JOB>
Find each line with the string "name" and copy it.

DATASET RECORDS>
————————
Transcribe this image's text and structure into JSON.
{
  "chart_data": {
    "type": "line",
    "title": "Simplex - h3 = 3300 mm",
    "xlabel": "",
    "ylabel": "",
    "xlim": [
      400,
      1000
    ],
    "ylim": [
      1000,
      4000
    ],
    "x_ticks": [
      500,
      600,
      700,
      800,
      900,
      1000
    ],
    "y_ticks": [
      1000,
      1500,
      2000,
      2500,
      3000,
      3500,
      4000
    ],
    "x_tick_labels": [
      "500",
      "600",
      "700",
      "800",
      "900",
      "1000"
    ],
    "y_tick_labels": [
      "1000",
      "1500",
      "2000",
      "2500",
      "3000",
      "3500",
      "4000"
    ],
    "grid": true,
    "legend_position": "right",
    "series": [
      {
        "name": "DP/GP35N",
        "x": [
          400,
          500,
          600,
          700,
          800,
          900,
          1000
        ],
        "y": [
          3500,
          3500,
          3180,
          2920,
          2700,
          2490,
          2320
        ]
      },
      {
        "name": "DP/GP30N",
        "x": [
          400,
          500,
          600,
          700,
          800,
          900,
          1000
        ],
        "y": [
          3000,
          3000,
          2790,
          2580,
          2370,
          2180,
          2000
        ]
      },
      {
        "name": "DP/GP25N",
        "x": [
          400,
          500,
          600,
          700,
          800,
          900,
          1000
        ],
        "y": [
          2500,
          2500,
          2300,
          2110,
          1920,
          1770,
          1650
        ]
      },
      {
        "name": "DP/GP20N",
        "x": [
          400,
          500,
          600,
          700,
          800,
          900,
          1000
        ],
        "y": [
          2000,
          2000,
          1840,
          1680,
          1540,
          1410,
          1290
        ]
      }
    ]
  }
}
————————
EXERCISE OUTPUT>
        "name": "DP/GP35N",
        "name": "DP/GP30N",
        "name": "DP/GP25N",
        "name": "DP/GP20N",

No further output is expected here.